Your task – Give the data again, word for word.

------ Stored rows ------

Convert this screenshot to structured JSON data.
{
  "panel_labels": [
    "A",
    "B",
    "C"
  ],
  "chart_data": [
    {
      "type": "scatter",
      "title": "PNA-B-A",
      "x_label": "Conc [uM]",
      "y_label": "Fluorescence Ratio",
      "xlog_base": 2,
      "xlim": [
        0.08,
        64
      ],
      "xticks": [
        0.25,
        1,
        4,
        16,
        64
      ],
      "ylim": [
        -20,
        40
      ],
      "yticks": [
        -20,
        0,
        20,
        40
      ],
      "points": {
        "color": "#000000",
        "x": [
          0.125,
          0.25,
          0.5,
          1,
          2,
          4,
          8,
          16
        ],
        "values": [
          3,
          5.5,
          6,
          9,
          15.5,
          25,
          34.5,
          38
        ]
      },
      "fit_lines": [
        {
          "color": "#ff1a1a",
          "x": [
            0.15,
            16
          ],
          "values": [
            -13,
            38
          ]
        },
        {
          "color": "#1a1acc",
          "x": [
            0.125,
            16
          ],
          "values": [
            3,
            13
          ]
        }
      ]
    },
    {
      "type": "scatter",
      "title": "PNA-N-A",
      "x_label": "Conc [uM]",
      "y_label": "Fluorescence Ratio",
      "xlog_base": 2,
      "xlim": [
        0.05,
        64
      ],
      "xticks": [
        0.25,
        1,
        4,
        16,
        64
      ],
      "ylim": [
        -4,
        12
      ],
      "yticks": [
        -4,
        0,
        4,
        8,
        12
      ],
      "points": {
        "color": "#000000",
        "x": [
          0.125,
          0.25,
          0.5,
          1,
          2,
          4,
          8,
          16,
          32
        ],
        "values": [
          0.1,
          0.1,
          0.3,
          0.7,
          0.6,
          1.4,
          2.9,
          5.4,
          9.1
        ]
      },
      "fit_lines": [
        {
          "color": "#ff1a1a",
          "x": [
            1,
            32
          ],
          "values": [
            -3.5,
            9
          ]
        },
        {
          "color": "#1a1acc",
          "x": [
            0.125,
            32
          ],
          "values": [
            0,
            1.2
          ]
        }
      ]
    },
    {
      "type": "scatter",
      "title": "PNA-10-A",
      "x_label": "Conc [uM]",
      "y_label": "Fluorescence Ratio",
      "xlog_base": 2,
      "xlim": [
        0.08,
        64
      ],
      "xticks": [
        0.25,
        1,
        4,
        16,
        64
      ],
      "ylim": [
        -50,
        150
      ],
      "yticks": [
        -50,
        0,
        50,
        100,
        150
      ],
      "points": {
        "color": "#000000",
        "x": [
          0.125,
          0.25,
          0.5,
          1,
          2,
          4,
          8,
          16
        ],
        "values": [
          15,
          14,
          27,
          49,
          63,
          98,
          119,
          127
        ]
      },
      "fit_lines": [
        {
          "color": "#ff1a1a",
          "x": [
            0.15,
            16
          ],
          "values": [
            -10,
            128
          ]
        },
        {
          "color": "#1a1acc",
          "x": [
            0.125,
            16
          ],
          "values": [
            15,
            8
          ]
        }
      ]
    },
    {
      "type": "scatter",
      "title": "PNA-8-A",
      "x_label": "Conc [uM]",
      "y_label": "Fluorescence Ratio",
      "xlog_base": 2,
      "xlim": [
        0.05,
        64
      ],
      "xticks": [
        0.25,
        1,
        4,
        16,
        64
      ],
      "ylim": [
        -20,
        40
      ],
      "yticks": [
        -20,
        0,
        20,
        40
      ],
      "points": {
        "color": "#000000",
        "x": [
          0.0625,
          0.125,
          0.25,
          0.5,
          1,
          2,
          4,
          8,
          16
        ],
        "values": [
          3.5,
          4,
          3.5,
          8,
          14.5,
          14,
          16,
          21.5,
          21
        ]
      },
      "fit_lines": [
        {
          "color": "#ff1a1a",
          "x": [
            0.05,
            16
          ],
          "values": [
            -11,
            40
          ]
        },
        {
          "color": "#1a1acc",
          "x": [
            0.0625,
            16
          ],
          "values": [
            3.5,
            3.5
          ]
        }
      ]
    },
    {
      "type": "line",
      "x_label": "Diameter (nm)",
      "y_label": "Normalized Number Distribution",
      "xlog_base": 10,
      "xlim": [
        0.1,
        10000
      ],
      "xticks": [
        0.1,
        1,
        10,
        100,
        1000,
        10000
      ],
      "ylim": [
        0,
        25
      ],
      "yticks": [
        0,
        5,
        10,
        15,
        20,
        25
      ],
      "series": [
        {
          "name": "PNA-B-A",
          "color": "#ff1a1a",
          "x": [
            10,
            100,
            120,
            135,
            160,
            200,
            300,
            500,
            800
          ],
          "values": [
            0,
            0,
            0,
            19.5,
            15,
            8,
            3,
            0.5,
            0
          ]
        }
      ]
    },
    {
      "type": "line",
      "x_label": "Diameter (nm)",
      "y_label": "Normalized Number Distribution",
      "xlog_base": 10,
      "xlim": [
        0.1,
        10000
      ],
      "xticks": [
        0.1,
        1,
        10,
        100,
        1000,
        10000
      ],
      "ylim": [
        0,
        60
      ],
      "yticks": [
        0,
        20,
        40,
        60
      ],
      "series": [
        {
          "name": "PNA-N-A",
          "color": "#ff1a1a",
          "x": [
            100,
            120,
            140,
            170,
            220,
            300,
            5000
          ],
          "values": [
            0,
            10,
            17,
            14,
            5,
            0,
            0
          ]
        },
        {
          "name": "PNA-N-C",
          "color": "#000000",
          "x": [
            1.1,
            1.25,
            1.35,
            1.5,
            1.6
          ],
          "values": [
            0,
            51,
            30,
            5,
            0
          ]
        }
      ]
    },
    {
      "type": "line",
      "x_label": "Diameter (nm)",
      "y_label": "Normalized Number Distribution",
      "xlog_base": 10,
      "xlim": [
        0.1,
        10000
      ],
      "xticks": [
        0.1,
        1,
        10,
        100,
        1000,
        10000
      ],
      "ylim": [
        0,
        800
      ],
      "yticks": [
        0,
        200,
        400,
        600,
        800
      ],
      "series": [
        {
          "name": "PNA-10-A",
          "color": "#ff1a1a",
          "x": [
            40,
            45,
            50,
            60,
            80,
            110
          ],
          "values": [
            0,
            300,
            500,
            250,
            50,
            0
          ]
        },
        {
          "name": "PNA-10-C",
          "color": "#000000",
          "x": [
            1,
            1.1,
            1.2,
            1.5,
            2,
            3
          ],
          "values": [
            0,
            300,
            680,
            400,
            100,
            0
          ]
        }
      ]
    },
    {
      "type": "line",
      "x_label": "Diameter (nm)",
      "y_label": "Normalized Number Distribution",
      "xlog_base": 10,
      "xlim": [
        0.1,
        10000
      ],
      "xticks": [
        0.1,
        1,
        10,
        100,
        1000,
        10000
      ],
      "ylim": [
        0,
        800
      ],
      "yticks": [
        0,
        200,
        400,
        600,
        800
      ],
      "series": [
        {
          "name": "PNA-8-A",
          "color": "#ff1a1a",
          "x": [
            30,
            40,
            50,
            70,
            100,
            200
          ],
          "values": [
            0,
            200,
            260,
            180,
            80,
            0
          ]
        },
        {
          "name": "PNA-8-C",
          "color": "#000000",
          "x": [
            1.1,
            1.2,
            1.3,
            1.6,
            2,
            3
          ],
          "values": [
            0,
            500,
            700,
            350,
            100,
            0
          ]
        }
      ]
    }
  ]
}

------

Task solution –
Convert this screenshot to structured JSON data.
{
  "panel_labels": [
    "A",
    "B",
    "C"
  ],
  "chart_data": [
    {
      "type": "scatter",
      "title": "PNA-B-A",
      "x_label": "Conc [uM]",
      "y_label": "Fluorescence Ratio",
      "xlog_base": 2,
      "xlim": [
        0.08,
        64
      ],
      "xticks": [
        0.25,
        1,
        4,
        16,
        64
      ],
      "ylim": [
        -20,
        40
      ],
      "yticks": [
        -20,
        0,
        20,
        40
      ],
      "points": {
        "color": "#000000",
        "x": [
          0.125,
          0.25,
          0.5,
          1,
          2,
          4,
          8,
          16
        ],
        "values": [
          3,
          5.5,
          6,
          9,
          15.5,
          25,
          34.5,
          38
        ]
      },
      "fit_lines": [
        {
          "color": "#ff1a1a",
          "x": [
            0.15,
            16
          ],
          "values": [
            -13,
            38
          ]
        },
        {
          "color": "#1a1acc",
          "x": [
            0.125,
            16
          ],
          "values": [
            3,
            13
          ]
        }
      ]
    },
    {
      "type": "scatter",
      "title": "PNA-N-A",
      "x_label": "Conc [uM]",
      "y_label": "Fluorescence Ratio",
      "xlog_base": 2,
      "xlim": [
        0.05,
        64
      ],
      "xticks": [
        0.25,
        1,
        4,
        16,
        64
      ],
      "ylim": [
        -4,
        12
      ],
      "yticks": [
        -4,
        0,
        4,
        8,
        12
      ],
      "points": {
        "color": "#000000",
        "x": [
          0.125,
          0.25,
          0.5,
          1,
          2,
          4,
          8,
          16,
          32
        ],
        "values": [
          0.1,
          0.1,
          0.3,
          0.7,
          0.6,
          1.4,
          2.9,
          5.4,
          9.1
        ]
      },
      "fit_lines": [
        {
          "color": "#ff1a1a",
          "x": [
            1,
            32
          ],
          "values": [
            -3.5,
            9
          ]
        },
        {
          "color": "#1a1acc",
          "x": [
            0.125,
            32
          ],
          "values": [
            0,
            1.2
          ]
        }
      ]
    },
    {
      "type": "scatter",
      "title": "PNA-10-A",
      "x_label": "Conc [uM]",
      "y_label": "Fluorescence Ratio",
      "xlog_base": 2,
      "xlim": [
        0.08,
        64
      ],
      "xticks": [
        0.25,
        1,
        4,
        16,
        64
      ],
      "ylim": [
        -50,
        150
      ],
      "yticks": [
        -50,
        0,
        50,
        100,
        150
      ],
      "points": {
        "color": "#000000",
        "x": [
          0.125,
          0.25,
          0.5,
          1,
          2,
          4,
          8,
          16
        ],
        "values": [
          15,
          14,
          27,
          49,
          63,
          98,
          119,
          127
        ]
      },
      "fit_lines": [
        {
          "color": "#ff1a1a",
          "x": [
            0.15,
            16
          ],
          "values": [
            -10,
            128
          ]
        },
        {
          "color": "#1a1acc",
          "x": [
            0.125,
            16
          ],
          "values": [
            15,
            8
          ]
        }
      ]
    },
    {
      "type": "scatter",
      "title": "PNA-8-A",
      "x_label": "Conc [uM]",
      "y_label": "Fluorescence Ratio",
      "xlog_base": 2,
      "xlim": [
        0.05,
        64
      ],
      "xticks": [
        0.25,
        1,
        4,
        16,
        64
      ],
      "ylim": [
        -20,
        40
      ],
      "yticks": [
        -20,
        0,
        20,
        40
      ],
      "points": {
        "color": "#000000",
        "x": [
          0.0625,
          0.125,
          0.25,
          0.5,
          1,
          2,
          4,
          8,
          16
        ],
        "values": [
          3.5,
          4,
          3.5,
          8,
          14.5,
          14,
          16,
          21.5,
          21
        ]
      },
      "fit_lines": [
        {
          "color": "#ff1a1a",
          "x": [
            0.05,
            16
          ],
          "values": [
            -11,
            40
          ]
        },
        {
          "color": "#1a1acc",
          "x": [
            0.0625,
            16
          ],
          "values": [
            3.5,
            3.5
          ]
        }
      ]
    },
    {
      "type": "line",
      "x_label": "Diameter (nm)",
      "y_label": "Normalized Number Distribution",
      "xlog_base": 10,
      "xlim": [
        0.1,
        10000
      ],
      "xticks": [
        0.1,
        1,
        10,
        100,
        1000,
        10000
      ],
      "ylim": [
        0,
        25
      ],
      "yticks": [
        0,
        5,
        10,
        15,
        20,
        25
      ],
      "series": [
        {
          "name": "PNA-B-A",
          "color": "#ff1a1a",
          "x": [
            10,
            100,
            120,
            135,
            160,
            200,
            300,
            500,
            800
          ],
          "values": [
            0,
            0,
            0,
            19.5,
            15,
            8,
            3,
            0.5,
            0
          ]
        }
      ]
    },
    {
      "type": "line",
      "x_label": "Diameter (nm)",
      "y_label": "Normalized Number Distribution",
      "xlog_base": 10,
      "xlim": [
        0.1,
        10000
      ],
      "xticks": [
        0.1,
        1,
        10,
        100,
        1000,
        10000
      ],
      "ylim": [
        0,
        60
      ],
      "yticks": [
        0,
        20,
        40,
        60
      ],
      "series": [
        {
          "name": "PNA-N-A",
          "color": "#ff1a1a",
          "x": [
            100,
            120,
            140,
            170,
            220,
            300,
            5000
          ],
          "values": [
            0,
            10,
            17,
            14,
            5,
            0,
            0
          ]
        },
        {
          "name": "PNA-N-C",
          "color": "#000000",
          "x": [
            1.1,
            1.25,
            1.35,
            1.5,
            1.6
          ],
          "values": [
            0,
            51,
            30,
            5,
            0
          ]
        }
      ]
    },
    {
      "type": "line",
      "x_label": "Diameter (nm)",
      "y_label": "Normalized Number Distribution",
      "xlog_base": 10,
      "xlim": [
        0.1,
        10000
      ],
      "xticks": [
        0.1,
        1,
        10,
        100,
        1000,
        10000
      ],
      "ylim": [
        0,
        800
      ],
      "yticks": [
        0,
        200,
        400,
        600,
        800
      ],
      "series": [
        {
          "name": "PNA-10-A",
          "color": "#ff1a1a",
          "x": [
            40,
            45,
            50,
            60,
            80,
            110
          ],
          "values": [
            0,
            300,
            500,
            250,
            50,
            0
          ]
        },
        {
          "name": "PNA-10-C",
          "color": "#000000",
          "x": [
            1,
            1.1,
            1.2,
            1.5,
            2,
            3
          ],
          "values": [
            0,
            300,
            680,
            400,
            100,
            0
          ]
        }
      ]
    },
    {
      "type": "line",
      "x_label": "Diameter (nm)",
      "y_label": "Normalized Number Distribution",
      "xlog_base": 10,
      "xlim": [
        0.1,
        10000
      ],
      "xticks": [
        0.1,
        1,
        10,
        100,
        1000,
        10000
      ],
      "ylim": [
        0,
        800
      ],
      "yticks": [
        0,
        200,
        400,
        600,
        800
      ],
      "series": [
        {
          "name": "PNA-8-A",
          "color": "#ff1a1a",
          "x": [
            30,
            40,
            50,
            70,
            100,
            200
          ],
          "values": [
            0,
            200,
            260,
            180,
            80,
            0
          ]
        },
        {
          "name": "PNA-8-C",
          "color": "#000000",
          "x": [
            1.1,
            1.2,
            1.3,
            1.6,
            2,
            3
          ],
          "values": [
            0,
            500,
            700,
            350,
            100,
            0
          ]
        }
      ]
    }
  ]
}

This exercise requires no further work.